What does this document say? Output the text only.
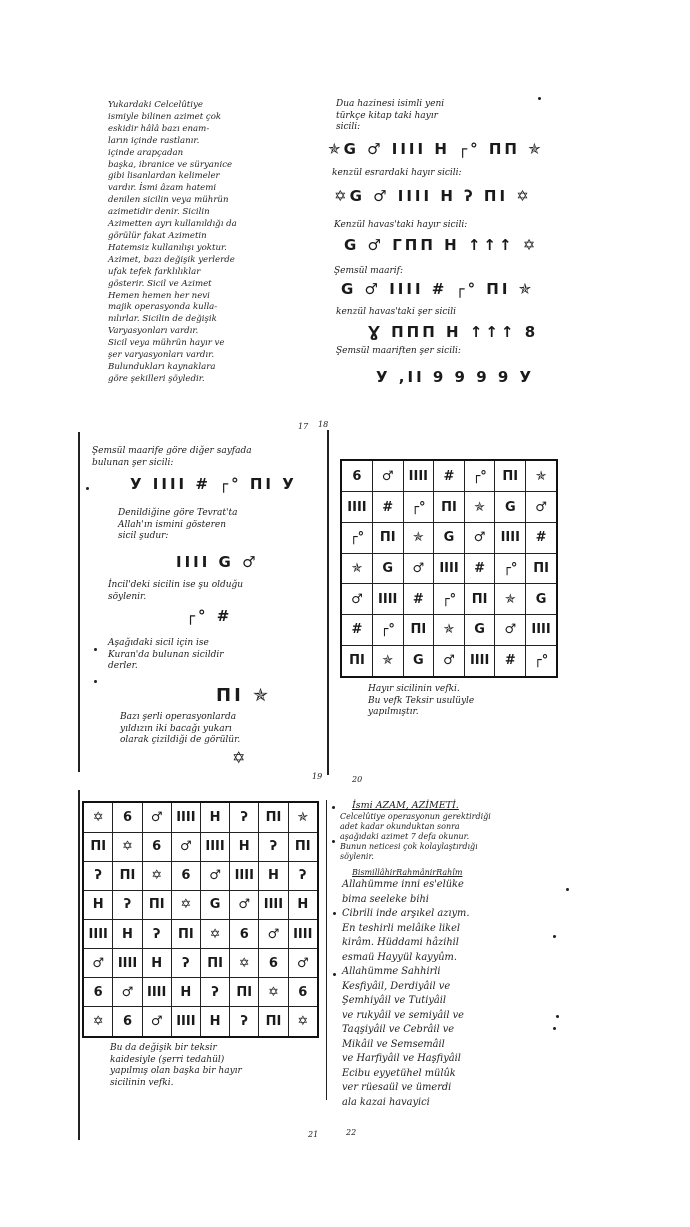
Yukardaki Celcelûtiye
ismiyle bilinen azimet çok
eskidir hâlâ bazı enam-
ların içinde rastlanır.
içinde arapçadan
başka, ibranice ve süryanice
gibi lisanlardan kelimeler
vardır. İsmi âzam hatemi
denilen sicilin veya mührün
azimetidir denir. Sicilin
Azimetten ayrı kullanıldığı da
görülür fakat Azimetin
Hatemsiz kullanılışı yoktur.
Azimet, bazı değişik yerlerde
ufak tefek farklılıklar
gösterir. Sicil ve Azimet
Hemen hemen her nevi
majik operasyonda kulla-
nılırlar. Sicilin de değişik
Varyasyonları vardır.
Sicil veya mührün hayır ve
şer varyasyonları vardır.
Bulundukları kaynaklara
göre şekilleri şöyledir.
Dua hazinesi isimli yeni
türkçe kitap taki hayır
sicili:
✯G ♂ IIII H ┌° ΠΠ ✯
kenzül esrardaki hayır sicili:
✡G ♂ IIII H ʔ ΠΙ ✡
Kenzül havas'taki hayır sicili:
G ♂ ΓΠΠ H ↑↑↑ ✡
Şemsül maarif:
G ♂ IIII # ┌° ΠΙ ✯
kenzül havas'taki şer sicili
Ɣ ΠΠΠ H ↑↑↑ 8
Şemsül maariften şer sicili:
У ,II 9 9 9 9 У
17 18
Şemsül maarife göre diğer sayfada
bulunan şer sicili:
У IIII # ┌° ΠΙ У
Denildiğine göre Tevrat'ta
Allah'ın ismini gösteren
sicil şudur:
IIII G ♂
İncil'deki sicilin ise şu olduğu
söylenir.
┌° #
Aşağıdaki sicil için ise
Kuran'da bulunan sicildir
derler.
ΠΙ ✯
Bazı şerli operasyonlarda
yıldızın iki bacağı yukarı
olarak çizildiği de görülür.
✡
19	20
6	♂	IIII	#	┌°	ΠΙ	✯
IIII	#	┌°	ΠΙ	✯	G	♂
┌°	ΠΙ	✯	G	♂	IIII	#
✯	G	♂	IIII	#	┌°	ΠΙ
♂	IIII	#	┌°	ΠΙ	✯	G
#	┌°	ΠΙ	✯	G	♂	IIII
ΠΙ	✯	G	♂	IIII	#	┌°
Hayır sicilinin vefki.
Bu vefk Teksir usulüyle
yapılmıştır.
✡	6	♂	IIII	H	ʔ	ΠΙ	✯
ΠΙ	✡	6	♂	IIII	H	ʔ	ΠΙ
ʔ	ΠΙ	✡	6	♂	IIII	H	ʔ
H	ʔ	ΠΙ	✡	G	♂	IIII	H
IIII	H	ʔ	ΠΙ	✡	6	♂	IIII
♂	IIII	H	ʔ	ΠΙ	✡	6	♂
6	♂	IIII	H	ʔ	ΠΙ	✡	6
✡	6	♂	IIII	H	ʔ	ΠΙ	✡
Bu da değişik bir teksir
kaidesiyle (şerri tedahül)
yapılmış olan başka bir hayır
sicilinin vefki.
21
İsmi AZAM, AZİMETİ.
Celcelûtiye operasyonun gerektirdiği
adet kadar okunduktan sonra
aşağıdaki azimet 7 defa okunur.
Bunun neticesi çok kolaylaştırdığı
söylenir.
BismillâhirRahmânirRahîm
Allahümme inni es'elüke
bima seeleke bihi
Cibrili inde arşıkel azıym.
En teshirli melâike likel
kirâm. Hüddami hâzihil
esmaü Hayyül kayyûm.
Allahümme Sahhirli
Kesfiyâil, Derdiyâil ve
Şemhiyâil ve Tutiyâil
ve rukyâil ve semiyâil ve
Taqşiyâil ve Cebrâil ve
Mikâil ve Semsemâil
ve Harfiyâil ve Haşfiyâil
Ecibu eyyetühel mülûk
ver rüesaül ve ümerdi
ala kazai havayici
22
________________________
What the exercise asks
Pictures are excluded; copy all other data exactly as shown.

Final result
What does this document say? Output the text only.
Yukardaki Celcelûtiye
ismiyle bilinen azimet çok
eskidir hâlâ bazı enam-
ların içinde rastlanır.
içinde arapçadan
başka, ibranice ve süryanice
gibi lisanlardan kelimeler
vardır. İsmi âzam hatemi
denilen sicilin veya mührün
azimetidir denir. Sicilin
Azimetten ayrı kullanıldığı da
görülür fakat Azimetin
Hatemsiz kullanılışı yoktur.
Azimet, bazı değişik yerlerde
ufak tefek farklılıklar
gösterir. Sicil ve Azimet
Hemen hemen her nevi
majik operasyonda kulla-
nılırlar. Sicilin de değişik
Varyasyonları vardır.
Sicil veya mührün hayır ve
şer varyasyonları vardır.
Bulundukları kaynaklara
göre şekilleri şöyledir.
Dua hazinesi isimli yeni
türkçe kitap taki hayır
sicili:
✯G ♂ IIII H ┌° ΠΠ ✯
kenzül esrardaki hayır sicili:
✡G ♂ IIII H ʔ ΠΙ ✡
Kenzül havas'taki hayır sicili:
G ♂ ΓΠΠ H ↑↑↑ ✡
Şemsül maarif:
G ♂ IIII # ┌° ΠΙ ✯
kenzül havas'taki şer sicili
Ɣ ΠΠΠ H ↑↑↑ 8
Şemsül maariften şer sicili:
У ,II 9 9 9 9 У
17 18
Şemsül maarife göre diğer sayfada
bulunan şer sicili:
У IIII # ┌° ΠΙ У
Denildiğine göre Tevrat'ta
Allah'ın ismini gösteren
sicil şudur:
IIII G ♂
İncil'deki sicilin ise şu olduğu
söylenir.
┌° #
Aşağıdaki sicil için ise
Kuran'da bulunan sicildir
derler.
ΠΙ ✯
Bazı şerli operasyonlarda
yıldızın iki bacağı yukarı
olarak çizildiği de görülür.
✡
19	20
6	♂	IIII	#	┌°	ΠΙ	✯
IIII	#	┌°	ΠΙ	✯	G	♂
┌°	ΠΙ	✯	G	♂	IIII	#
✯	G	♂	IIII	#	┌°	ΠΙ
♂	IIII	#	┌°	ΠΙ	✯	G
#	┌°	ΠΙ	✯	G	♂	IIII
ΠΙ	✯	G	♂	IIII	#	┌°
Hayır sicilinin vefki.
Bu vefk Teksir usulüyle
yapılmıştır.
✡	6	♂	IIII	H	ʔ	ΠΙ	✯
ΠΙ	✡	6	♂	IIII	H	ʔ	ΠΙ
ʔ	ΠΙ	✡	6	♂	IIII	H	ʔ
H	ʔ	ΠΙ	✡	G	♂	IIII	H
IIII	H	ʔ	ΠΙ	✡	6	♂	IIII
♂	IIII	H	ʔ	ΠΙ	✡	6	♂
6	♂	IIII	H	ʔ	ΠΙ	✡	6
✡	6	♂	IIII	H	ʔ	ΠΙ	✡
Bu da değişik bir teksir
kaidesiyle (şerri tedahül)
yapılmış olan başka bir hayır
sicilinin vefki.
21
İsmi AZAM, AZİMETİ.
Celcelûtiye operasyonun gerektirdiği
adet kadar okunduktan sonra
aşağıdaki azimet 7 defa okunur.
Bunun neticesi çok kolaylaştırdığı
söylenir.
BismillâhirRahmânirRahîm
Allahümme inni es'elüke
bima seeleke bihi
Cibrili inde arşıkel azıym.
En teshirli melâike likel
kirâm. Hüddami hâzihil
esmaü Hayyül kayyûm.
Allahümme Sahhirli
Kesfiyâil, Derdiyâil ve
Şemhiyâil ve Tutiyâil
ve rukyâil ve semiyâil ve
Taqşiyâil ve Cebrâil ve
Mikâil ve Semsemâil
ve Harfiyâil ve Haşfiyâil
Ecibu eyyetühel mülûk
ver rüesaül ve ümerdi
ala kazai havayici
22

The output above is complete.